What the exercise asks — Check every line below for the string "this", and copy the lines that contain it.

Provided data —
________________________________________

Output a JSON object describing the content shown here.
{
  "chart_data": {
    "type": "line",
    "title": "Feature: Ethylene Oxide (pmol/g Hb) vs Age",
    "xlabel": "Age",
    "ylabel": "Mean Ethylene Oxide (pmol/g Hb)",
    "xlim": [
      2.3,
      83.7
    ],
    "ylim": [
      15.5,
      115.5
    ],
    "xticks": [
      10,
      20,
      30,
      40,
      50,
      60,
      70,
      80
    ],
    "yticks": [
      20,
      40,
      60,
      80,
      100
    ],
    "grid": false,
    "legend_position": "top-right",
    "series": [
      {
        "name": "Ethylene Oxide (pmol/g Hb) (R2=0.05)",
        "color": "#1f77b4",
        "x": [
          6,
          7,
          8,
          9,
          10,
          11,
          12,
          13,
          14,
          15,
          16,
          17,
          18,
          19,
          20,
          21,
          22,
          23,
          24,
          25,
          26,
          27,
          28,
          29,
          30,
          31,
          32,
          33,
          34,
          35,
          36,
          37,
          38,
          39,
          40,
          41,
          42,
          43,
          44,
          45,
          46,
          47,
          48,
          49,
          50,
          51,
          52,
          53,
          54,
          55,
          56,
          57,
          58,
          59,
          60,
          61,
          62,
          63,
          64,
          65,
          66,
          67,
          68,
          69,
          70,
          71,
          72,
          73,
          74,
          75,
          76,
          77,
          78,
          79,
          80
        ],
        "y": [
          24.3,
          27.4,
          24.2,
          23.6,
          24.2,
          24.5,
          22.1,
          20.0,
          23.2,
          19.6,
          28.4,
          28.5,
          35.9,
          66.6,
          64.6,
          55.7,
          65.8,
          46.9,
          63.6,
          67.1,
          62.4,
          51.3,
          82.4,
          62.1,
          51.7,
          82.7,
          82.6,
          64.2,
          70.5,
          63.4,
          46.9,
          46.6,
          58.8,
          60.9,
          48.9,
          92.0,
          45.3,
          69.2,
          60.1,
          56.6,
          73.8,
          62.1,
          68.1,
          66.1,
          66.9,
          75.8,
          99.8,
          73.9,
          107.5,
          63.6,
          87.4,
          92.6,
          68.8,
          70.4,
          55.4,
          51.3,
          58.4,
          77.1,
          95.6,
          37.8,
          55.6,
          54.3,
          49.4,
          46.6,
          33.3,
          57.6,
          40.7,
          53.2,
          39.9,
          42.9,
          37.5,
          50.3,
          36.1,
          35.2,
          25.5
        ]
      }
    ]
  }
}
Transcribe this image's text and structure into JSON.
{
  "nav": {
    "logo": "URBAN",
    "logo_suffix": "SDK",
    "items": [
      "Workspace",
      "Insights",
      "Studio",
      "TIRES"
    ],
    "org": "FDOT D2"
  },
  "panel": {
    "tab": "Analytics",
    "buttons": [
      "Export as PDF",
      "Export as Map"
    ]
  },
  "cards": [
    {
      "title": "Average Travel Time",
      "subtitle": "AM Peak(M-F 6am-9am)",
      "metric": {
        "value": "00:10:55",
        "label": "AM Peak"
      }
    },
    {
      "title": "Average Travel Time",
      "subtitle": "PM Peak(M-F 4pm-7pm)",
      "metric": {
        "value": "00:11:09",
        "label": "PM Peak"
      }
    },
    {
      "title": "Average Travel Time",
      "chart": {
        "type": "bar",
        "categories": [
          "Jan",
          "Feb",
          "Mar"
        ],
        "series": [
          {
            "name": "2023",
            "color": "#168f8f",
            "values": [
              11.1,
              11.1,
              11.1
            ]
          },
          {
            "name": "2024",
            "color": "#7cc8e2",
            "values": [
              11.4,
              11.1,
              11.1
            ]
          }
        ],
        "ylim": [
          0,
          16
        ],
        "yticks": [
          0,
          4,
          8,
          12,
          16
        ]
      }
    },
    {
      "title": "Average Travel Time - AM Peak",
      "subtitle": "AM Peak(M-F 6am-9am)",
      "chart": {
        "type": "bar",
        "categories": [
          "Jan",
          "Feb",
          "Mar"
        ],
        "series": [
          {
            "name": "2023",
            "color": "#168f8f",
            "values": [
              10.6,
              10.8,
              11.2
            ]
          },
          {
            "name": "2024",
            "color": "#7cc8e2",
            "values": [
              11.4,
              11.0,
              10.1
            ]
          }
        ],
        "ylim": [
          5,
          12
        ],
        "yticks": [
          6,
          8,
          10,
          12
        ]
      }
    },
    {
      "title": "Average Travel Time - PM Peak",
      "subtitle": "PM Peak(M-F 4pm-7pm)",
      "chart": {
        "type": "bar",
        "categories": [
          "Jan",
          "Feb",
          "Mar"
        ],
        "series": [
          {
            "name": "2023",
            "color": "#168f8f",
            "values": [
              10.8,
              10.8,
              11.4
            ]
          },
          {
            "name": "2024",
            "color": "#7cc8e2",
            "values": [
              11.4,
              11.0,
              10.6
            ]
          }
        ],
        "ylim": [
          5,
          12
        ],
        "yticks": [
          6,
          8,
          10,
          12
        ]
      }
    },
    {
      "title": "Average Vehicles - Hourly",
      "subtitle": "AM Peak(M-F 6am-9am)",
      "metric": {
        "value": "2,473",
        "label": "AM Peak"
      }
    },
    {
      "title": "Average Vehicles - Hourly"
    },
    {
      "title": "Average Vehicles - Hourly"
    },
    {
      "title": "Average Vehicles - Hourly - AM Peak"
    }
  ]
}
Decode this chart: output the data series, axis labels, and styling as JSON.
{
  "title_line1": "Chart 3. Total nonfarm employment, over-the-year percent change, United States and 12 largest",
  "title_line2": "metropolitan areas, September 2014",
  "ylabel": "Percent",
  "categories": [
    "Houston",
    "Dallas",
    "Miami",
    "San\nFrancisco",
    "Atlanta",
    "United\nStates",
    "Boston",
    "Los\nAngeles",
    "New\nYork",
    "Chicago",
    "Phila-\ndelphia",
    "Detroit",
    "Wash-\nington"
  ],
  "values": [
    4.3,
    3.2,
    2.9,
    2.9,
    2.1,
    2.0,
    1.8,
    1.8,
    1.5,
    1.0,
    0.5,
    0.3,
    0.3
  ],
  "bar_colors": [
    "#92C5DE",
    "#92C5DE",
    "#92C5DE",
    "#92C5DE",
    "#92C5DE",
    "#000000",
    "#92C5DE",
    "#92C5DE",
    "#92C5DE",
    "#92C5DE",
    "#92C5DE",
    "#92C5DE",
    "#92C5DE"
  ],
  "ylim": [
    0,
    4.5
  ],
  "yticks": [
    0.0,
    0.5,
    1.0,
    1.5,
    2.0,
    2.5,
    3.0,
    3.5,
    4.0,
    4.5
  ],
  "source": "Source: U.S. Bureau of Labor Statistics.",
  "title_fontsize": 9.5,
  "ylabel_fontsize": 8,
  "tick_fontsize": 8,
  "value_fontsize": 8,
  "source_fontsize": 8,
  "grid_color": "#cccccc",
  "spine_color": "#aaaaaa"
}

________________________________________

Exercise answer —
Transcribe this image's text and structure into JSON.
Decode this chart: output the data series, axis labels, and styling as JSON.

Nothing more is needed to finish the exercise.